Goal: Your answer should be a single number: the count of lines holding the word "placement".

Stored records:
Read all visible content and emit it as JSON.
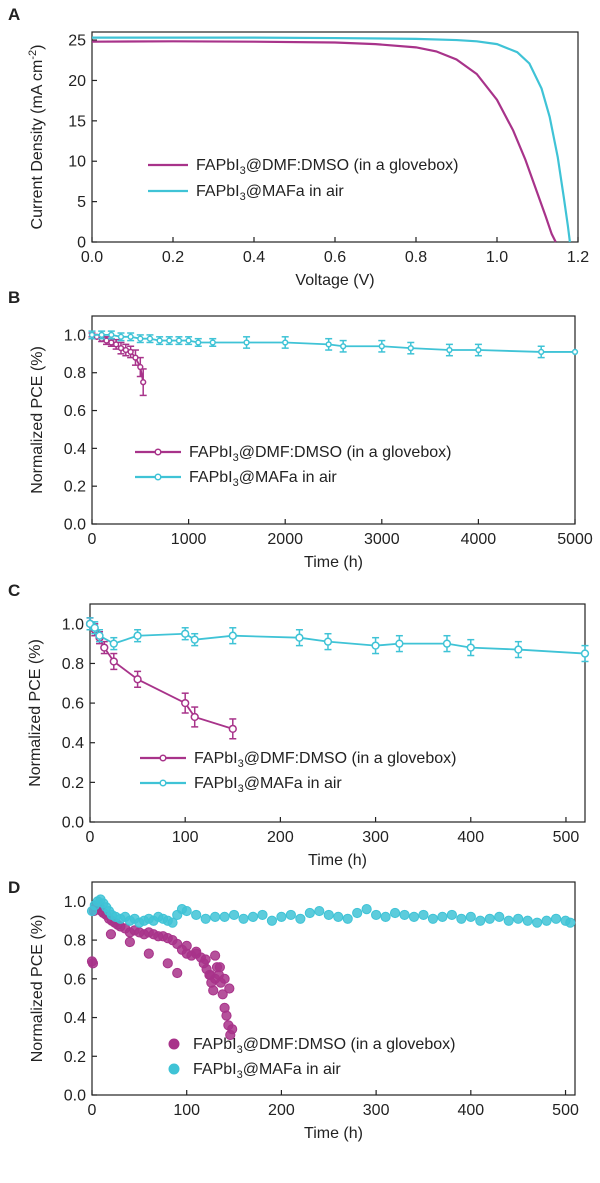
{
  "colors": {
    "magenta": "#a8338a",
    "cyan": "#3fc3d6",
    "axis": "#222222"
  },
  "chart_data": [
    {
      "id": "A",
      "panel_label": "A",
      "type": "line",
      "xlabel": "Voltage (V)",
      "ylabel_main": "Current Density (mA cm",
      "ylabel_sup": "-2",
      "ylabel_tail": ")",
      "xlim": [
        0.0,
        1.2
      ],
      "ylim": [
        0,
        26
      ],
      "xticks": [
        0.0,
        0.2,
        0.4,
        0.6,
        0.8,
        1.0,
        1.2
      ],
      "xtick_labels": [
        "0.0",
        "0.2",
        "0.4",
        "0.6",
        "0.8",
        "1.0",
        "1.2"
      ],
      "yticks": [
        0,
        5,
        10,
        15,
        20,
        25
      ],
      "ytick_labels": [
        "0",
        "5",
        "10",
        "15",
        "20",
        "25"
      ],
      "legend": {
        "placement": "center-left"
      },
      "series": [
        {
          "name_pre": "FAPbI",
          "name_sub": "3",
          "name_post": "@DMF:DMSO (in a glovebox)",
          "color": "#a8338a",
          "marker": "none",
          "x": [
            0,
            0.2,
            0.4,
            0.6,
            0.7,
            0.8,
            0.85,
            0.9,
            0.95,
            1.0,
            1.04,
            1.07,
            1.1,
            1.12,
            1.135,
            1.145
          ],
          "y": [
            24.8,
            24.85,
            24.8,
            24.7,
            24.5,
            24.1,
            23.6,
            22.6,
            20.8,
            17.6,
            13.8,
            10.2,
            6.0,
            3.2,
            1.0,
            0
          ]
        },
        {
          "name_pre": "FAPbI",
          "name_sub": "3",
          "name_post": "@MAFa in air",
          "color": "#3fc3d6",
          "marker": "none",
          "x": [
            0,
            0.2,
            0.4,
            0.6,
            0.8,
            0.9,
            0.95,
            1.0,
            1.05,
            1.08,
            1.11,
            1.13,
            1.15,
            1.165,
            1.175,
            1.18
          ],
          "y": [
            25.3,
            25.3,
            25.3,
            25.25,
            25.15,
            25.0,
            24.85,
            24.5,
            23.5,
            22.1,
            19.0,
            15.5,
            10.5,
            5.5,
            2.0,
            0
          ]
        }
      ]
    },
    {
      "id": "B",
      "panel_label": "B",
      "type": "line",
      "xlabel": "Time (h)",
      "ylabel_main": "Normalized PCE (%)",
      "ylabel_sup": "",
      "ylabel_tail": "",
      "xlim": [
        0,
        5000
      ],
      "ylim": [
        0,
        1.1
      ],
      "xticks": [
        0,
        1000,
        2000,
        3000,
        4000,
        5000
      ],
      "xtick_labels": [
        "0",
        "1000",
        "2000",
        "3000",
        "4000",
        "5000"
      ],
      "yticks": [
        0.0,
        0.2,
        0.4,
        0.6,
        0.8,
        1.0
      ],
      "ytick_labels": [
        "0.0",
        "0.2",
        "0.4",
        "0.6",
        "0.8",
        "1.0"
      ],
      "legend": {
        "placement": "center"
      },
      "series": [
        {
          "name_pre": "FAPbI",
          "name_sub": "3",
          "name_post": "@DMF:DMSO (in a glovebox)",
          "color": "#a8338a",
          "marker": "small-circle",
          "x": [
            0,
            50,
            100,
            150,
            200,
            250,
            300,
            350,
            400,
            450,
            500,
            530
          ],
          "y": [
            1.0,
            0.99,
            0.98,
            0.97,
            0.96,
            0.95,
            0.93,
            0.92,
            0.91,
            0.88,
            0.83,
            0.75
          ],
          "err": [
            0.01,
            0.01,
            0.015,
            0.02,
            0.02,
            0.025,
            0.03,
            0.03,
            0.03,
            0.04,
            0.05,
            0.07
          ]
        },
        {
          "name_pre": "FAPbI",
          "name_sub": "3",
          "name_post": "@MAFa in air",
          "color": "#3fc3d6",
          "marker": "small-circle",
          "x": [
            0,
            100,
            200,
            300,
            400,
            500,
            600,
            700,
            800,
            900,
            1000,
            1100,
            1250,
            1600,
            2000,
            2450,
            2600,
            3000,
            3300,
            3700,
            4000,
            4650,
            5000
          ],
          "y": [
            1.0,
            1.0,
            1.0,
            0.99,
            0.99,
            0.98,
            0.98,
            0.97,
            0.97,
            0.97,
            0.97,
            0.96,
            0.96,
            0.96,
            0.96,
            0.95,
            0.94,
            0.94,
            0.93,
            0.92,
            0.92,
            0.91,
            0.91
          ],
          "err": [
            0.02,
            0.02,
            0.02,
            0.02,
            0.02,
            0.02,
            0.02,
            0.02,
            0.02,
            0.02,
            0.02,
            0.02,
            0.02,
            0.03,
            0.03,
            0.03,
            0.03,
            0.03,
            0.03,
            0.03,
            0.03,
            0.03,
            0
          ]
        }
      ]
    },
    {
      "id": "C",
      "panel_label": "C",
      "type": "line",
      "xlabel": "Time (h)",
      "ylabel_main": "Normalized PCE (%)",
      "ylabel_sup": "",
      "ylabel_tail": "",
      "xlim": [
        0,
        520
      ],
      "ylim": [
        0,
        1.1
      ],
      "xticks": [
        0,
        100,
        200,
        300,
        400,
        500
      ],
      "xtick_labels": [
        "0",
        "100",
        "200",
        "300",
        "400",
        "500"
      ],
      "yticks": [
        0.0,
        0.2,
        0.4,
        0.6,
        0.8,
        1.0
      ],
      "ytick_labels": [
        "0.0",
        "0.2",
        "0.4",
        "0.6",
        "0.8",
        "1.0"
      ],
      "legend": {
        "placement": "center"
      },
      "series": [
        {
          "name_pre": "FAPbI",
          "name_sub": "3",
          "name_post": "@DMF:DMSO (in a glovebox)",
          "color": "#a8338a",
          "marker": "circle",
          "x": [
            0,
            5,
            10,
            15,
            25,
            50,
            100,
            110,
            150
          ],
          "y": [
            1.0,
            0.97,
            0.93,
            0.88,
            0.81,
            0.72,
            0.6,
            0.53,
            0.47
          ],
          "err": [
            0.03,
            0.03,
            0.03,
            0.03,
            0.04,
            0.04,
            0.05,
            0.05,
            0.05
          ]
        },
        {
          "name_pre": "FAPbI",
          "name_sub": "3",
          "name_post": "@MAFa in air",
          "color": "#3fc3d6",
          "marker": "circle",
          "x": [
            0,
            5,
            10,
            25,
            50,
            100,
            110,
            150,
            220,
            250,
            300,
            325,
            375,
            400,
            450,
            520
          ],
          "y": [
            1.0,
            0.98,
            0.94,
            0.9,
            0.94,
            0.95,
            0.92,
            0.94,
            0.93,
            0.91,
            0.89,
            0.9,
            0.9,
            0.88,
            0.87,
            0.85
          ],
          "err": [
            0.03,
            0.03,
            0.03,
            0.03,
            0.03,
            0.03,
            0.03,
            0.04,
            0.04,
            0.04,
            0.04,
            0.04,
            0.04,
            0.04,
            0.04,
            0.04
          ]
        }
      ]
    },
    {
      "id": "D",
      "panel_label": "D",
      "type": "scatter",
      "xlabel": "Time (h)",
      "ylabel_main": "Normalized PCE (%)",
      "ylabel_sup": "",
      "ylabel_tail": "",
      "xlim": [
        0,
        510
      ],
      "ylim": [
        0,
        1.1
      ],
      "xticks": [
        0,
        100,
        200,
        300,
        400,
        500
      ],
      "xtick_labels": [
        "0",
        "100",
        "200",
        "300",
        "400",
        "500"
      ],
      "yticks": [
        0.0,
        0.2,
        0.4,
        0.6,
        0.8,
        1.0
      ],
      "ytick_labels": [
        "0.0",
        "0.2",
        "0.4",
        "0.6",
        "0.8",
        "1.0"
      ],
      "legend": {
        "placement": "bottom-center"
      },
      "series": [
        {
          "name_pre": "FAPbI",
          "name_sub": "3",
          "name_post": "@DMF:DMSO (in a glovebox)",
          "color": "#a8338a",
          "marker": "sphere",
          "x": [
            0,
            1,
            2,
            4,
            6,
            8,
            10,
            12,
            15,
            18,
            21,
            24,
            27,
            30,
            35,
            40,
            45,
            50,
            55,
            60,
            65,
            70,
            75,
            80,
            85,
            90,
            95,
            100,
            105,
            110,
            115,
            118,
            121,
            124,
            126,
            128,
            130,
            132,
            134,
            136,
            138,
            140,
            142,
            144,
            146,
            20,
            40,
            60,
            80,
            90,
            100,
            110,
            120,
            125,
            130,
            135,
            140,
            145,
            148
          ],
          "y": [
            0.69,
            0.68,
            0.95,
            0.97,
            0.98,
            0.97,
            0.95,
            0.94,
            0.93,
            0.91,
            0.9,
            0.89,
            0.88,
            0.87,
            0.86,
            0.84,
            0.85,
            0.84,
            0.83,
            0.84,
            0.83,
            0.82,
            0.82,
            0.81,
            0.8,
            0.78,
            0.75,
            0.73,
            0.72,
            0.73,
            0.71,
            0.68,
            0.65,
            0.62,
            0.58,
            0.54,
            0.6,
            0.66,
            0.62,
            0.58,
            0.52,
            0.45,
            0.41,
            0.36,
            0.31,
            0.83,
            0.79,
            0.73,
            0.68,
            0.63,
            0.77,
            0.74,
            0.7,
            0.62,
            0.72,
            0.66,
            0.6,
            0.55,
            0.34
          ]
        },
        {
          "name_pre": "FAPbI",
          "name_sub": "3",
          "name_post": "@MAFa in air",
          "color": "#3fc3d6",
          "marker": "sphere",
          "x": [
            0,
            3,
            6,
            9,
            12,
            15,
            18,
            21,
            25,
            30,
            35,
            40,
            45,
            50,
            55,
            60,
            65,
            70,
            75,
            80,
            85,
            90,
            95,
            100,
            110,
            120,
            130,
            140,
            150,
            160,
            170,
            180,
            190,
            200,
            210,
            220,
            230,
            240,
            250,
            260,
            270,
            280,
            290,
            300,
            310,
            320,
            330,
            340,
            350,
            360,
            370,
            380,
            390,
            400,
            410,
            420,
            430,
            440,
            450,
            460,
            470,
            480,
            490,
            500,
            505
          ],
          "y": [
            0.95,
            0.98,
            1.0,
            1.01,
            0.99,
            0.97,
            0.95,
            0.93,
            0.92,
            0.91,
            0.92,
            0.9,
            0.91,
            0.89,
            0.9,
            0.91,
            0.9,
            0.92,
            0.91,
            0.9,
            0.89,
            0.93,
            0.96,
            0.95,
            0.93,
            0.91,
            0.92,
            0.92,
            0.93,
            0.91,
            0.92,
            0.93,
            0.9,
            0.92,
            0.93,
            0.91,
            0.94,
            0.95,
            0.93,
            0.92,
            0.91,
            0.94,
            0.96,
            0.93,
            0.92,
            0.94,
            0.93,
            0.92,
            0.93,
            0.91,
            0.92,
            0.93,
            0.91,
            0.92,
            0.9,
            0.91,
            0.92,
            0.9,
            0.91,
            0.9,
            0.89,
            0.9,
            0.91,
            0.9,
            0.89
          ]
        }
      ]
    }
  ]
}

Final result: 4